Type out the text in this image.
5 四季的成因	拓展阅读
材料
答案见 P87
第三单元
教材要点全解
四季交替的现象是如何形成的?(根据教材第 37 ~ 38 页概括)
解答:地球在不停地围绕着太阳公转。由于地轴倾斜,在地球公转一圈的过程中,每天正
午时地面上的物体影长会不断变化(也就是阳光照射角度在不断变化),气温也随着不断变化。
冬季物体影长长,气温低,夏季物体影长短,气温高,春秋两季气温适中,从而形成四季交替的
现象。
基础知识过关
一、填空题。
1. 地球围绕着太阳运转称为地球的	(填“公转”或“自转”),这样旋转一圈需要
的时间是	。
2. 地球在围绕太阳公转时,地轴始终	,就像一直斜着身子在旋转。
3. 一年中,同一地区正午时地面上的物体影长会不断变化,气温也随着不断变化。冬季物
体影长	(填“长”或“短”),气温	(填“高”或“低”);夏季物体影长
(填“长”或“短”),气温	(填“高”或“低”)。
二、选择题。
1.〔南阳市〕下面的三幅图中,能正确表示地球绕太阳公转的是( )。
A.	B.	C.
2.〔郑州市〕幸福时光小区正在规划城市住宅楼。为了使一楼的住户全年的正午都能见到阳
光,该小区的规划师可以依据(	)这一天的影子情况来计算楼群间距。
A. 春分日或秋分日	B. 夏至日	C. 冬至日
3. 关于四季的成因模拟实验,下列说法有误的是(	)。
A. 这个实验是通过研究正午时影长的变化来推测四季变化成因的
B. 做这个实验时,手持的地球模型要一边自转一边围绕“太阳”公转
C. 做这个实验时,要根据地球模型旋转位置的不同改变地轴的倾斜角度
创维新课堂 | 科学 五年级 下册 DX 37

-.-.-

§ WRITTEN PROBLEM: Scan the material for lines with the word "气温也随着不断变化", and copy each line you find.

§ OUTPUT OF THE EXERCISE:
午时地面上的物体影长会不断变化(也就是阳光照射角度在不断变化),气温也随着不断变化。
3. 一年中,同一地区正午时地面上的物体影长会不断变化,气温也随着不断变化。冬季物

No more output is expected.